_Set problem_.
Reproduce all the lines below exactly and omit the images.
— start Material for the task —
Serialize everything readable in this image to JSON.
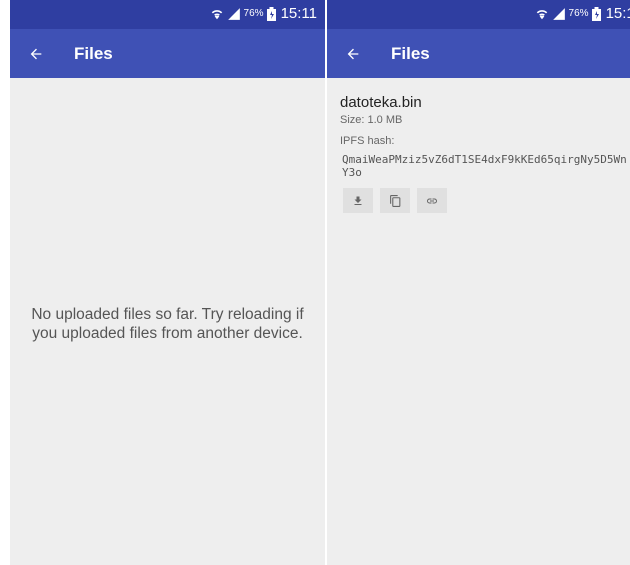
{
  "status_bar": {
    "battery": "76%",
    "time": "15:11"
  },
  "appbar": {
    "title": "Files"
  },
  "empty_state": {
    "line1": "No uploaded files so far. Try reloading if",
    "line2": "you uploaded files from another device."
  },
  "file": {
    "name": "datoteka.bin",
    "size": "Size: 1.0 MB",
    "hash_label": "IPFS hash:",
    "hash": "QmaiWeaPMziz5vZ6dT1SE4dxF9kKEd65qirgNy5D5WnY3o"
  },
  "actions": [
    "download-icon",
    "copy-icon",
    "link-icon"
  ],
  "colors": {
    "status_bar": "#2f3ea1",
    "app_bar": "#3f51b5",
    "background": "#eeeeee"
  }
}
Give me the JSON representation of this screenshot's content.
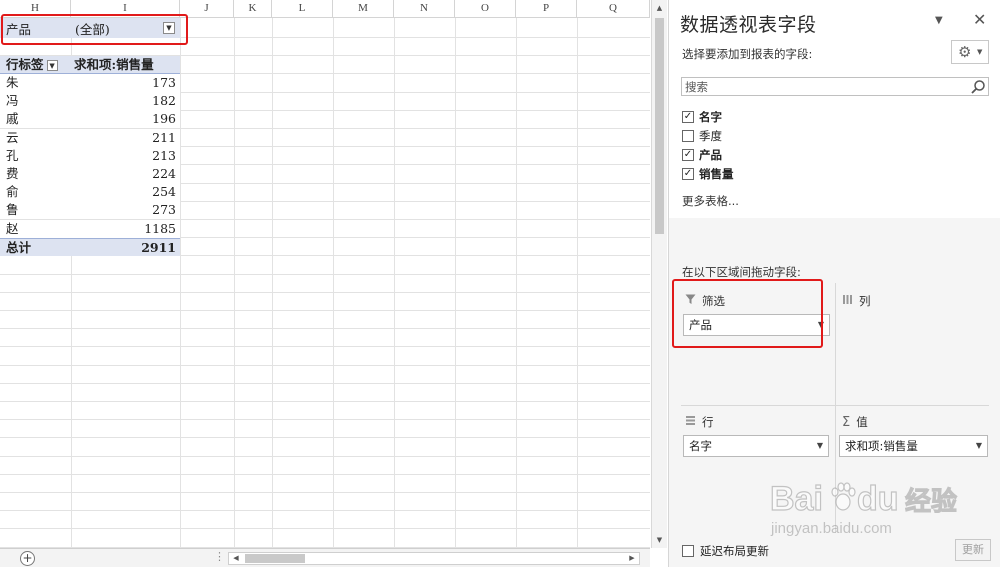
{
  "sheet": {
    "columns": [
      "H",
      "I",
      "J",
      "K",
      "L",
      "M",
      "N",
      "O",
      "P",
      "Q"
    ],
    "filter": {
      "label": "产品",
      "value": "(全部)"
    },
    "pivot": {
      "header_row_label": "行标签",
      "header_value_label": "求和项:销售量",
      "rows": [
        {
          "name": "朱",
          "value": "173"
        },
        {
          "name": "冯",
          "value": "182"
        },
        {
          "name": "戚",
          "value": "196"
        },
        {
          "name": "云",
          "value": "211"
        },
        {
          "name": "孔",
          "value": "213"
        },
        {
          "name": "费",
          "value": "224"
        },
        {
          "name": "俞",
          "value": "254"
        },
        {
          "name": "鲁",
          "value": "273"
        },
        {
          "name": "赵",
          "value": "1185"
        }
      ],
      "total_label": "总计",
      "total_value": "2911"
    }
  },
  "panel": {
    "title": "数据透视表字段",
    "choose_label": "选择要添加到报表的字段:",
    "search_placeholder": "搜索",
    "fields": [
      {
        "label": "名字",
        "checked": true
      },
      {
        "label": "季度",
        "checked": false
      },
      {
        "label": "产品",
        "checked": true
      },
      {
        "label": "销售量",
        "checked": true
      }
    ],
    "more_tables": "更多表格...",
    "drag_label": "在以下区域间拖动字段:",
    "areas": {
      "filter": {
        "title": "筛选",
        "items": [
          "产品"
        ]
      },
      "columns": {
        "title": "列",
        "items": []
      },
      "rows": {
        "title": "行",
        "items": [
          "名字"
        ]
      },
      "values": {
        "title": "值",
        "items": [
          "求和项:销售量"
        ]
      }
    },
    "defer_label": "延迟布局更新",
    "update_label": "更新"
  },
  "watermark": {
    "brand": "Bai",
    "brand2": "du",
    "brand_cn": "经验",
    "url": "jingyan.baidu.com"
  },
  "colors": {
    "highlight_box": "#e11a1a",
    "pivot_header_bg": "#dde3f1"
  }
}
— end Material for the task —
_Answer to this task_.
Serialize everything readable in this image to JSON.
{
  "status_bar": {
    "battery": "76%",
    "time": "15:11"
  },
  "appbar": {
    "title": "Files"
  },
  "empty_state": {
    "line1": "No uploaded files so far. Try reloading if",
    "line2": "you uploaded files from another device."
  },
  "file": {
    "name": "datoteka.bin",
    "size": "Size: 1.0 MB",
    "hash_label": "IPFS hash:",
    "hash": "QmaiWeaPMziz5vZ6dT1SE4dxF9kKEd65qirgNy5D5WnY3o"
  },
  "actions": [
    "download-icon",
    "copy-icon",
    "link-icon"
  ],
  "colors": {
    "status_bar": "#2f3ea1",
    "app_bar": "#3f51b5",
    "background": "#eeeeee"
  }
}
Give me the JSON representation of this screenshot's content.
{
  "sheet": {
    "columns": [
      "H",
      "I",
      "J",
      "K",
      "L",
      "M",
      "N",
      "O",
      "P",
      "Q"
    ],
    "filter": {
      "label": "产品",
      "value": "(全部)"
    },
    "pivot": {
      "header_row_label": "行标签",
      "header_value_label": "求和项:销售量",
      "rows": [
        {
          "name": "朱",
          "value": "173"
        },
        {
          "name": "冯",
          "value": "182"
        },
        {
          "name": "戚",
          "value": "196"
        },
        {
          "name": "云",
          "value": "211"
        },
        {
          "name": "孔",
          "value": "213"
        },
        {
          "name": "费",
          "value": "224"
        },
        {
          "name": "俞",
          "value": "254"
        },
        {
          "name": "鲁",
          "value": "273"
        },
        {
          "name": "赵",
          "value": "1185"
        }
      ],
      "total_label": "总计",
      "total_value": "2911"
    }
  },
  "panel": {
    "title": "数据透视表字段",
    "choose_label": "选择要添加到报表的字段:",
    "search_placeholder": "搜索",
    "fields": [
      {
        "label": "名字",
        "checked": true
      },
      {
        "label": "季度",
        "checked": false
      },
      {
        "label": "产品",
        "checked": true
      },
      {
        "label": "销售量",
        "checked": true
      }
    ],
    "more_tables": "更多表格...",
    "drag_label": "在以下区域间拖动字段:",
    "areas": {
      "filter": {
        "title": "筛选",
        "items": [
          "产品"
        ]
      },
      "columns": {
        "title": "列",
        "items": []
      },
      "rows": {
        "title": "行",
        "items": [
          "名字"
        ]
      },
      "values": {
        "title": "值",
        "items": [
          "求和项:销售量"
        ]
      }
    },
    "defer_label": "延迟布局更新",
    "update_label": "更新"
  },
  "watermark": {
    "brand": "Bai",
    "brand2": "du",
    "brand_cn": "经验",
    "url": "jingyan.baidu.com"
  },
  "colors": {
    "highlight_box": "#e11a1a",
    "pivot_header_bg": "#dde3f1"
  }
}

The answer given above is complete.